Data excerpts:
=======
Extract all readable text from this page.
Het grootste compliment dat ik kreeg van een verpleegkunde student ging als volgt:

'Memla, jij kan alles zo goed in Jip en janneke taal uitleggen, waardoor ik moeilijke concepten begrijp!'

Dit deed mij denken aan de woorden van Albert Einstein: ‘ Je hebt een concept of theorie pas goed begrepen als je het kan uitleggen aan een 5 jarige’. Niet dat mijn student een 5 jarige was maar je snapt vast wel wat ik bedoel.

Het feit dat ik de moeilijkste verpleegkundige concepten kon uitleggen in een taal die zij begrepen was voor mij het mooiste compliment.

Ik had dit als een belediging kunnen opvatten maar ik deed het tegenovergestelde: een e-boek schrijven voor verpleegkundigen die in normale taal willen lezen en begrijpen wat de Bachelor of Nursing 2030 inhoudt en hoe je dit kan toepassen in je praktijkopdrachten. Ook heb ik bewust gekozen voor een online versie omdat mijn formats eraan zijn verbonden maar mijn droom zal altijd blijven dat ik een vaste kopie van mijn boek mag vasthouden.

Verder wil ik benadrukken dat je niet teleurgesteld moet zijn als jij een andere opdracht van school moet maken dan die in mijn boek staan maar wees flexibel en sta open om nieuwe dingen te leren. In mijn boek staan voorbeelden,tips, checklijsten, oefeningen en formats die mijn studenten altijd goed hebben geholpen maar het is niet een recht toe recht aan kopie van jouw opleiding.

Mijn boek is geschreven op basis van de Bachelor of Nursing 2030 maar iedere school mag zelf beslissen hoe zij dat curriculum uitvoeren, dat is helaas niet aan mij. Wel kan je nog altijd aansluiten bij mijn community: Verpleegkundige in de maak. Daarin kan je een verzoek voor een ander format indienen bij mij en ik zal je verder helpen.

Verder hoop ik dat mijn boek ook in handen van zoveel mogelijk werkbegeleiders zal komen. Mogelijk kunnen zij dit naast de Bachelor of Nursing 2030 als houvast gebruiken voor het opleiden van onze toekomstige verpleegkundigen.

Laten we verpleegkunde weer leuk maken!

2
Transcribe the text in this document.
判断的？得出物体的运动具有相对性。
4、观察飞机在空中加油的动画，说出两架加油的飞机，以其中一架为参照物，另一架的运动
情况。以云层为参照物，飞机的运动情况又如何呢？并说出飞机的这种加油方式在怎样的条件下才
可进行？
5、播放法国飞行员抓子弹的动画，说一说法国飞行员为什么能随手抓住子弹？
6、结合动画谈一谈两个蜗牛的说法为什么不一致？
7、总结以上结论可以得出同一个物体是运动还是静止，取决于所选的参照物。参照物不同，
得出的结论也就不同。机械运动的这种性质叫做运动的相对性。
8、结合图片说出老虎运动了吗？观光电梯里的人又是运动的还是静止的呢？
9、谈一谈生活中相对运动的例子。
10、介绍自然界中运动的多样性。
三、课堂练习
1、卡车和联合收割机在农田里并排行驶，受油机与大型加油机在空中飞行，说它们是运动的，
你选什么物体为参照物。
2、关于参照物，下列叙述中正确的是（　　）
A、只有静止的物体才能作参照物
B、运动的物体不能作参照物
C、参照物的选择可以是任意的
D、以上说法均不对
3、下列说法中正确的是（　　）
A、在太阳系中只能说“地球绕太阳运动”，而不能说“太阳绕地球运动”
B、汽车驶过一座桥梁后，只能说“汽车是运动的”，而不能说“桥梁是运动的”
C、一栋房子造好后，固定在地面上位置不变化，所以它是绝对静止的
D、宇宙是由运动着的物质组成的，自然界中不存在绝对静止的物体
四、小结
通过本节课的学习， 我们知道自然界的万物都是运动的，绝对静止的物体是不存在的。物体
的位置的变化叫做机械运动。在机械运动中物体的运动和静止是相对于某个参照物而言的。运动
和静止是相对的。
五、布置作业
=======
__WHAT NEEDS TO BE DONE__: Give a word-for-word copy of the records.

__CORRECT RESPONSE__:
Extract all readable text from this page.
Het grootste compliment dat ik kreeg van een verpleegkunde student ging als volgt:

'Memla, jij kan alles zo goed in Jip en janneke taal uitleggen, waardoor ik moeilijke concepten begrijp!'

Dit deed mij denken aan de woorden van Albert Einstein: ‘ Je hebt een concept of theorie pas goed begrepen als je het kan uitleggen aan een 5 jarige’. Niet dat mijn student een 5 jarige was maar je snapt vast wel wat ik bedoel.

Het feit dat ik de moeilijkste verpleegkundige concepten kon uitleggen in een taal die zij begrepen was voor mij het mooiste compliment.

Ik had dit als een belediging kunnen opvatten maar ik deed het tegenovergestelde: een e-boek schrijven voor verpleegkundigen die in normale taal willen lezen en begrijpen wat de Bachelor of Nursing 2030 inhoudt en hoe je dit kan toepassen in je praktijkopdrachten. Ook heb ik bewust gekozen voor een online versie omdat mijn formats eraan zijn verbonden maar mijn droom zal altijd blijven dat ik een vaste kopie van mijn boek mag vasthouden.

Verder wil ik benadrukken dat je niet teleurgesteld moet zijn als jij een andere opdracht van school moet maken dan die in mijn boek staan maar wees flexibel en sta open om nieuwe dingen te leren. In mijn boek staan voorbeelden,tips, checklijsten, oefeningen en formats die mijn studenten altijd goed hebben geholpen maar het is niet een recht toe recht aan kopie van jouw opleiding.

Mijn boek is geschreven op basis van de Bachelor of Nursing 2030 maar iedere school mag zelf beslissen hoe zij dat curriculum uitvoeren, dat is helaas niet aan mij. Wel kan je nog altijd aansluiten bij mijn community: Verpleegkundige in de maak. Daarin kan je een verzoek voor een ander format indienen bij mij en ik zal je verder helpen.

Verder hoop ik dat mijn boek ook in handen van zoveel mogelijk werkbegeleiders zal komen. Mogelijk kunnen zij dit naast de Bachelor of Nursing 2030 als houvast gebruiken voor het opleiden van onze toekomstige verpleegkundigen.

Laten we verpleegkunde weer leuk maken!

2
Transcribe the text in this document.
判断的？得出物体的运动具有相对性。
4、观察飞机在空中加油的动画，说出两架加油的飞机，以其中一架为参照物，另一架的运动
情况。以云层为参照物，飞机的运动情况又如何呢？并说出飞机的这种加油方式在怎样的条件下才
可进行？
5、播放法国飞行员抓子弹的动画，说一说法国飞行员为什么能随手抓住子弹？
6、结合动画谈一谈两个蜗牛的说法为什么不一致？
7、总结以上结论可以得出同一个物体是运动还是静止，取决于所选的参照物。参照物不同，
得出的结论也就不同。机械运动的这种性质叫做运动的相对性。
8、结合图片说出老虎运动了吗？观光电梯里的人又是运动的还是静止的呢？
9、谈一谈生活中相对运动的例子。
10、介绍自然界中运动的多样性。
三、课堂练习
1、卡车和联合收割机在农田里并排行驶，受油机与大型加油机在空中飞行，说它们是运动的，
你选什么物体为参照物。
2、关于参照物，下列叙述中正确的是（　　）
A、只有静止的物体才能作参照物
B、运动的物体不能作参照物
C、参照物的选择可以是任意的
D、以上说法均不对
3、下列说法中正确的是（　　）
A、在太阳系中只能说“地球绕太阳运动”，而不能说“太阳绕地球运动”
B、汽车驶过一座桥梁后，只能说“汽车是运动的”，而不能说“桥梁是运动的”
C、一栋房子造好后，固定在地面上位置不变化，所以它是绝对静止的
D、宇宙是由运动着的物质组成的，自然界中不存在绝对静止的物体
四、小结
通过本节课的学习， 我们知道自然界的万物都是运动的，绝对静止的物体是不存在的。物体
的位置的变化叫做机械运动。在机械运动中物体的运动和静止是相对于某个参照物而言的。运动
和静止是相对的。
五、布置作业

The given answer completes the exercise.